* [Task goal] The lines to copy are those holding the string "Nursing" in the entries below.

[Stored dataset items]

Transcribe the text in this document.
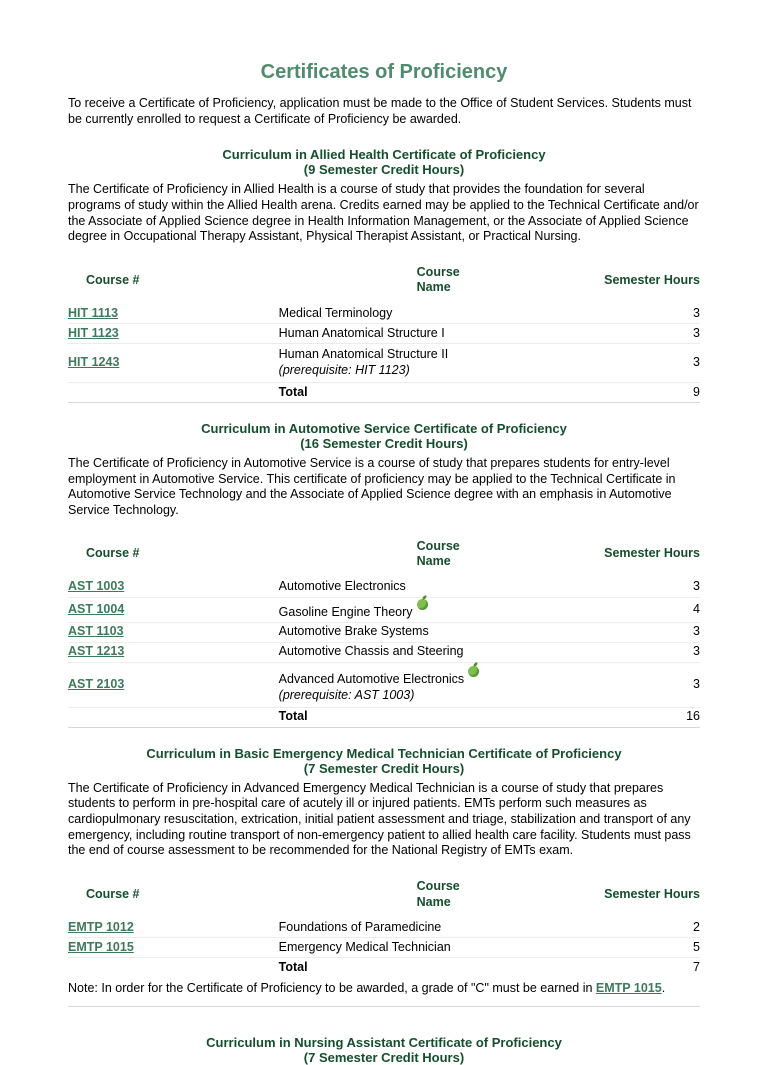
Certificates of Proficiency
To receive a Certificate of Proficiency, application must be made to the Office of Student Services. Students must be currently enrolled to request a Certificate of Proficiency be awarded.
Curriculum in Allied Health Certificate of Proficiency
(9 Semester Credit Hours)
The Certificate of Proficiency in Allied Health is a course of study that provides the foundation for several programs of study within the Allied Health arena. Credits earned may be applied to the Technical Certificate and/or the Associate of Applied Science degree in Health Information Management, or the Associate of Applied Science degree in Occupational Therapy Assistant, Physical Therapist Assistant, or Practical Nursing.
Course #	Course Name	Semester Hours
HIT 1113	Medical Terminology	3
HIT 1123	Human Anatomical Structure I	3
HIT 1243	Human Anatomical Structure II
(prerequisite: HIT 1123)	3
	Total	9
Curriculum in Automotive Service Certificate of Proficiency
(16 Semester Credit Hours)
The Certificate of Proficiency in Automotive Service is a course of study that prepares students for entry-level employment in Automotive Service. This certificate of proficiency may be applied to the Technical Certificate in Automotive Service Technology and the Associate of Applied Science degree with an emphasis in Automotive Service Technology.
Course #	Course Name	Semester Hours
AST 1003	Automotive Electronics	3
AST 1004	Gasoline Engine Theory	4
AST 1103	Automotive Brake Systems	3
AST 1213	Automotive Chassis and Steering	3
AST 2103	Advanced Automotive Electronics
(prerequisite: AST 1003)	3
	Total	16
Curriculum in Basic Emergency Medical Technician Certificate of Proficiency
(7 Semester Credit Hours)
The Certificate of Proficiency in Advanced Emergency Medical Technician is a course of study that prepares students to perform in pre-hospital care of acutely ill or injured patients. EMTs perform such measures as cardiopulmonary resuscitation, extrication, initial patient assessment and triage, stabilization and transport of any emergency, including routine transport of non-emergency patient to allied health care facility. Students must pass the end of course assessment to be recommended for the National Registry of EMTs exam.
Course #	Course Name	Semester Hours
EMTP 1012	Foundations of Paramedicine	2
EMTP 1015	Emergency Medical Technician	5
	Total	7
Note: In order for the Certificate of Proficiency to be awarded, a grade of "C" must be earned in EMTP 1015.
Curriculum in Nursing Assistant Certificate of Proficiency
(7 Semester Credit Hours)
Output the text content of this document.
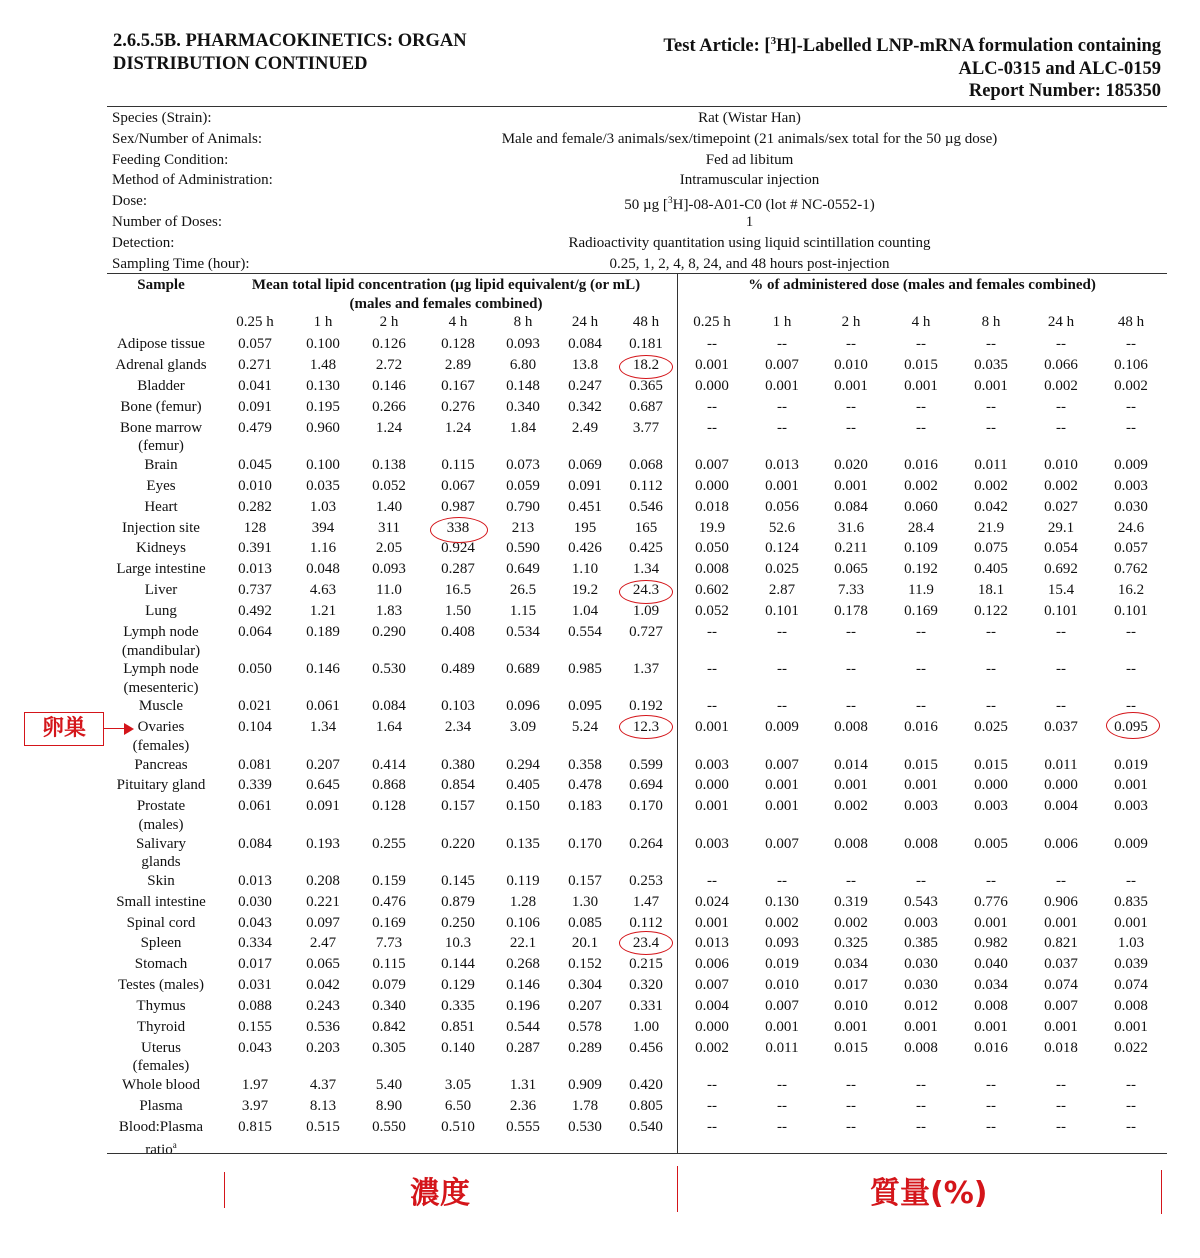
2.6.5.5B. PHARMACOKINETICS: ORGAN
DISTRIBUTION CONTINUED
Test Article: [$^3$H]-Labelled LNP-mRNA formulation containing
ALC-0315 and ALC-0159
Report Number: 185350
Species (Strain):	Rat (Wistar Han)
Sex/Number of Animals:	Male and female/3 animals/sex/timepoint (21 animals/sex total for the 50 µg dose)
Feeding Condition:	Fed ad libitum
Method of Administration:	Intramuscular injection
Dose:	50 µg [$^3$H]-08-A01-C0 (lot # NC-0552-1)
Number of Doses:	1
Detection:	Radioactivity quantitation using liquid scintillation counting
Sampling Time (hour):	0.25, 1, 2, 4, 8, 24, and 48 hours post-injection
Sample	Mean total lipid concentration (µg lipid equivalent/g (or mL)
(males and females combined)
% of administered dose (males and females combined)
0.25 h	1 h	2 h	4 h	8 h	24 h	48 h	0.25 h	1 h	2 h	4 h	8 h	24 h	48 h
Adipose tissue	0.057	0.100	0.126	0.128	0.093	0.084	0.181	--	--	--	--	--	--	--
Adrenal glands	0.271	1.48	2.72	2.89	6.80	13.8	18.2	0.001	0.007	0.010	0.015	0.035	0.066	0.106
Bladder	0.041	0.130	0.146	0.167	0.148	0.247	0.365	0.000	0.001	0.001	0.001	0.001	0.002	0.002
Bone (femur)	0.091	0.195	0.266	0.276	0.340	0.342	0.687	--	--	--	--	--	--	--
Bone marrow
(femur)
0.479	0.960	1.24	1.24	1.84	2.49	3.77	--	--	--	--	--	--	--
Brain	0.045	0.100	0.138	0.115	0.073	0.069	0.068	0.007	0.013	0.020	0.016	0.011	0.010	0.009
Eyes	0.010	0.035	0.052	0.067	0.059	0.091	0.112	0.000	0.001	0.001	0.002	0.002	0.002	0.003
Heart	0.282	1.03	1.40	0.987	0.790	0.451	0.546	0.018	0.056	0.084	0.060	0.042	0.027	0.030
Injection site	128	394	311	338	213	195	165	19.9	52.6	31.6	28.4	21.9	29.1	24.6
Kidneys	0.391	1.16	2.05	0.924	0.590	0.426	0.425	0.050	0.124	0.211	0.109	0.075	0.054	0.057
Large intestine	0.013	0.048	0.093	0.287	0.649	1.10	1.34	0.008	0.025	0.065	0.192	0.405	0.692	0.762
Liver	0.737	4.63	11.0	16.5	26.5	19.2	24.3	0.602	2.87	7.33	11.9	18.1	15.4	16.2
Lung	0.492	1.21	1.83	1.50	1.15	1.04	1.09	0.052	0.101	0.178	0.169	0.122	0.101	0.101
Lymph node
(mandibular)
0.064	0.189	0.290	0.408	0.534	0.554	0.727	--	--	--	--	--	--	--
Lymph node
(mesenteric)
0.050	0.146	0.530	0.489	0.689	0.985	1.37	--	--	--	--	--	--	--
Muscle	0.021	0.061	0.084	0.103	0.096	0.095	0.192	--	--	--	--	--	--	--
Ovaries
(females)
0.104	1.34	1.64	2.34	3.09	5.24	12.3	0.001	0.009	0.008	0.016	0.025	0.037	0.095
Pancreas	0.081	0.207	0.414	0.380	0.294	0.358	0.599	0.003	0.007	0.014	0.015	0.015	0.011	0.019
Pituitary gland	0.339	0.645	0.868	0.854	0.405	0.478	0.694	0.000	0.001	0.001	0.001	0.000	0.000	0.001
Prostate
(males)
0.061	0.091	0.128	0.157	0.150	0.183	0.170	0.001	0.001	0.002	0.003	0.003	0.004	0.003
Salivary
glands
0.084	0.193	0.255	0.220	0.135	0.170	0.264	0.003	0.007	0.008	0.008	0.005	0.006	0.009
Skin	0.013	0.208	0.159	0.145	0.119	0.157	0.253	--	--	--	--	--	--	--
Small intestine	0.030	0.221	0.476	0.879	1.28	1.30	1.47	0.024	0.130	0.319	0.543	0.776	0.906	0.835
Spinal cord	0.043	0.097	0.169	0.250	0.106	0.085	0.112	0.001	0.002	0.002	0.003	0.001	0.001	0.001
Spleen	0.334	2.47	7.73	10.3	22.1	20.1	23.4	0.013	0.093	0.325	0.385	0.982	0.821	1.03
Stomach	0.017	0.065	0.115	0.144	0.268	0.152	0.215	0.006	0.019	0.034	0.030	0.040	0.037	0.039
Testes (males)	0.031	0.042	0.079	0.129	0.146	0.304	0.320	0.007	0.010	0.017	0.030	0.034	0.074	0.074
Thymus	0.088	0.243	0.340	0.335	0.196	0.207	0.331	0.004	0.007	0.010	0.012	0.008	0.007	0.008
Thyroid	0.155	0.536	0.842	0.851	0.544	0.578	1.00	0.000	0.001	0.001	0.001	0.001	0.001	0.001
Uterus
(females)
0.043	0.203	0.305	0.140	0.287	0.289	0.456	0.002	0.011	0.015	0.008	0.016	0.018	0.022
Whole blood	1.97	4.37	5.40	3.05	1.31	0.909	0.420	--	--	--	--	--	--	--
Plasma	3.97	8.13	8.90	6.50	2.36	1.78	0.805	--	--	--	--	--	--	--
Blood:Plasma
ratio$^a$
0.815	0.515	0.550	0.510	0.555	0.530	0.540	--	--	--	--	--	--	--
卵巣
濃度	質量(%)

* [Response area]
The Certificate of Proficiency in Allied Health is a course of study that provides the foundation for several programs of study within the Allied Health arena. Credits earned may be applied to the Technical Certificate and/or the Associate of Applied Science degree in Health Information Management, or the Associate of Applied Science degree in Occupational Therapy Assistant, Physical Therapist Assistant, or Practical Nursing.
Curriculum in Nursing Assistant Certificate of Proficiency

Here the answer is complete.